*Aim of the exercise:* Print all entries precisely as they are written.

* Start Task inputs *

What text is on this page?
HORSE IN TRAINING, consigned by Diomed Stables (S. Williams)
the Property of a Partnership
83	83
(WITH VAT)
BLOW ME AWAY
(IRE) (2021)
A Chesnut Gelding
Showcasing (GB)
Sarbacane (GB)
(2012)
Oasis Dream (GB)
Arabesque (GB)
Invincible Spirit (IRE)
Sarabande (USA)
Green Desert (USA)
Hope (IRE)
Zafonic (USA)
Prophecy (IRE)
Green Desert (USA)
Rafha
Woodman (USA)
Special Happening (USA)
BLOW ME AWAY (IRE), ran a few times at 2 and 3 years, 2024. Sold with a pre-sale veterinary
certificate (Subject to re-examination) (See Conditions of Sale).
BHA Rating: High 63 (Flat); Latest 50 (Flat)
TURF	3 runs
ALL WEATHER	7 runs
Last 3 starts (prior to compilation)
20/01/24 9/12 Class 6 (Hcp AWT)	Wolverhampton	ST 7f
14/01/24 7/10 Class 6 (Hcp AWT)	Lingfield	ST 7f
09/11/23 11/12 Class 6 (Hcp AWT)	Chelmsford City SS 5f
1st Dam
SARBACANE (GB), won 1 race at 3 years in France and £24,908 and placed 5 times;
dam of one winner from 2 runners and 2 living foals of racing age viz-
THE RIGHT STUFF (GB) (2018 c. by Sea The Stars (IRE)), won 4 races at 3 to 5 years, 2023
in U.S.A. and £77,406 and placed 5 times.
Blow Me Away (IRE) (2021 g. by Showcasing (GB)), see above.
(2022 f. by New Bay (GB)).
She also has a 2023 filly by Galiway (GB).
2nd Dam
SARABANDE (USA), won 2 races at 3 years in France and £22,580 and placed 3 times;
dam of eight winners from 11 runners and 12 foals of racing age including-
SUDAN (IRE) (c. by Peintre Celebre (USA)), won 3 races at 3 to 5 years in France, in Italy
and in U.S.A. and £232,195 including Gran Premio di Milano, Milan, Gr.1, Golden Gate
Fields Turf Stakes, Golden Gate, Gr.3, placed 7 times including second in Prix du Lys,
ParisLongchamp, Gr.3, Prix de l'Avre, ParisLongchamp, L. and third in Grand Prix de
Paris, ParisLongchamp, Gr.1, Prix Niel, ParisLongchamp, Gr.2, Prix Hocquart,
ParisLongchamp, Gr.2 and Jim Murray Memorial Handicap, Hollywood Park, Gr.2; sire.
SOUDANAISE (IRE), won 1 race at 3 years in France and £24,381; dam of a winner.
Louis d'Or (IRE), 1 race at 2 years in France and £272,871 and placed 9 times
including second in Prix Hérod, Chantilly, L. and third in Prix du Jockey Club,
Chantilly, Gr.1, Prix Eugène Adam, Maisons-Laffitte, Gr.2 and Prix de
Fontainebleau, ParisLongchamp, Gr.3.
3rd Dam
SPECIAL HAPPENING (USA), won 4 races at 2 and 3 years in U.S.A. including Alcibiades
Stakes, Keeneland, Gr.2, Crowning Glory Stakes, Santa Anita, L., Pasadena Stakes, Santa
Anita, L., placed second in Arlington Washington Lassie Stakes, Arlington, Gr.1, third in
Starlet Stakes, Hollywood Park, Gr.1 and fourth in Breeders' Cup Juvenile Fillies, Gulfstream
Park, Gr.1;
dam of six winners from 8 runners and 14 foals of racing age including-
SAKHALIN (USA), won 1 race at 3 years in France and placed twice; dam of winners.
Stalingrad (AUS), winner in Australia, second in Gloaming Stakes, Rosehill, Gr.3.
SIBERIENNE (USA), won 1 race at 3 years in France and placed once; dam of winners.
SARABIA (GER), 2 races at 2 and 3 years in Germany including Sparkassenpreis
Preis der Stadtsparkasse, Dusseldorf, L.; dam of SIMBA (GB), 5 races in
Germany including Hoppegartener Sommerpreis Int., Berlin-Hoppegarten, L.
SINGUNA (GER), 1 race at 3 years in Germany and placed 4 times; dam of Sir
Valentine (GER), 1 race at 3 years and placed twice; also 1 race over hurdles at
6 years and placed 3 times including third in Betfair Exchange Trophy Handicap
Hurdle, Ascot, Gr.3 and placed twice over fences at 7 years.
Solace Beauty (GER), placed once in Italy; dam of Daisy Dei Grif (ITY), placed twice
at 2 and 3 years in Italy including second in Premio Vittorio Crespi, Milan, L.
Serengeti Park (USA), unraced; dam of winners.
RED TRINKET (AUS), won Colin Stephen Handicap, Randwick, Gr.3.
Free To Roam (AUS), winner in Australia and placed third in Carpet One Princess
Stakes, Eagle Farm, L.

* End Task inputs *

*Exercise result:*
What text is on this page?
HORSE IN TRAINING, consigned by Diomed Stables (S. Williams)
the Property of a Partnership
83	83
(WITH VAT)
BLOW ME AWAY
(IRE) (2021)
A Chesnut Gelding
Showcasing (GB)
Sarbacane (GB)
(2012)
Oasis Dream (GB)
Arabesque (GB)
Invincible Spirit (IRE)
Sarabande (USA)
Green Desert (USA)
Hope (IRE)
Zafonic (USA)
Prophecy (IRE)
Green Desert (USA)
Rafha
Woodman (USA)
Special Happening (USA)
BLOW ME AWAY (IRE), ran a few times at 2 and 3 years, 2024. Sold with a pre-sale veterinary
certificate (Subject to re-examination) (See Conditions of Sale).
BHA Rating: High 63 (Flat); Latest 50 (Flat)
TURF	3 runs
ALL WEATHER	7 runs
Last 3 starts (prior to compilation)
20/01/24 9/12 Class 6 (Hcp AWT)	Wolverhampton	ST 7f
14/01/24 7/10 Class 6 (Hcp AWT)	Lingfield	ST 7f
09/11/23 11/12 Class 6 (Hcp AWT)	Chelmsford City SS 5f
1st Dam
SARBACANE (GB), won 1 race at 3 years in France and £24,908 and placed 5 times;
dam of one winner from 2 runners and 2 living foals of racing age viz-
THE RIGHT STUFF (GB) (2018 c. by Sea The Stars (IRE)), won 4 races at 3 to 5 years, 2023
in U.S.A. and £77,406 and placed 5 times.
Blow Me Away (IRE) (2021 g. by Showcasing (GB)), see above.
(2022 f. by New Bay (GB)).
She also has a 2023 filly by Galiway (GB).
2nd Dam
SARABANDE (USA), won 2 races at 3 years in France and £22,580 and placed 3 times;
dam of eight winners from 11 runners and 12 foals of racing age including-
SUDAN (IRE) (c. by Peintre Celebre (USA)), won 3 races at 3 to 5 years in France, in Italy
and in U.S.A. and £232,195 including Gran Premio di Milano, Milan, Gr.1, Golden Gate
Fields Turf Stakes, Golden Gate, Gr.3, placed 7 times including second in Prix du Lys,
ParisLongchamp, Gr.3, Prix de l'Avre, ParisLongchamp, L. and third in Grand Prix de
Paris, ParisLongchamp, Gr.1, Prix Niel, ParisLongchamp, Gr.2, Prix Hocquart,
ParisLongchamp, Gr.2 and Jim Murray Memorial Handicap, Hollywood Park, Gr.2; sire.
SOUDANAISE (IRE), won 1 race at 3 years in France and £24,381; dam of a winner.
Louis d'Or (IRE), 1 race at 2 years in France and £272,871 and placed 9 times
including second in Prix Hérod, Chantilly, L. and third in Prix du Jockey Club,
Chantilly, Gr.1, Prix Eugène Adam, Maisons-Laffitte, Gr.2 and Prix de
Fontainebleau, ParisLongchamp, Gr.3.
3rd Dam
SPECIAL HAPPENING (USA), won 4 races at 2 and 3 years in U.S.A. including Alcibiades
Stakes, Keeneland, Gr.2, Crowning Glory Stakes, Santa Anita, L., Pasadena Stakes, Santa
Anita, L., placed second in Arlington Washington Lassie Stakes, Arlington, Gr.1, third in
Starlet Stakes, Hollywood Park, Gr.1 and fourth in Breeders' Cup Juvenile Fillies, Gulfstream
Park, Gr.1;
dam of six winners from 8 runners and 14 foals of racing age including-
SAKHALIN (USA), won 1 race at 3 years in France and placed twice; dam of winners.
Stalingrad (AUS), winner in Australia, second in Gloaming Stakes, Rosehill, Gr.3.
SIBERIENNE (USA), won 1 race at 3 years in France and placed once; dam of winners.
SARABIA (GER), 2 races at 2 and 3 years in Germany including Sparkassenpreis
Preis der Stadtsparkasse, Dusseldorf, L.; dam of SIMBA (GB), 5 races in
Germany including Hoppegartener Sommerpreis Int., Berlin-Hoppegarten, L.
SINGUNA (GER), 1 race at 3 years in Germany and placed 4 times; dam of Sir
Valentine (GER), 1 race at 3 years and placed twice; also 1 race over hurdles at
6 years and placed 3 times including third in Betfair Exchange Trophy Handicap
Hurdle, Ascot, Gr.3 and placed twice over fences at 7 years.
Solace Beauty (GER), placed once in Italy; dam of Daisy Dei Grif (ITY), placed twice
at 2 and 3 years in Italy including second in Premio Vittorio Crespi, Milan, L.
Serengeti Park (USA), unraced; dam of winners.
RED TRINKET (AUS), won Colin Stephen Handicap, Randwick, Gr.3.
Free To Roam (AUS), winner in Australia and placed third in Carpet One Princess
Stakes, Eagle Farm, L.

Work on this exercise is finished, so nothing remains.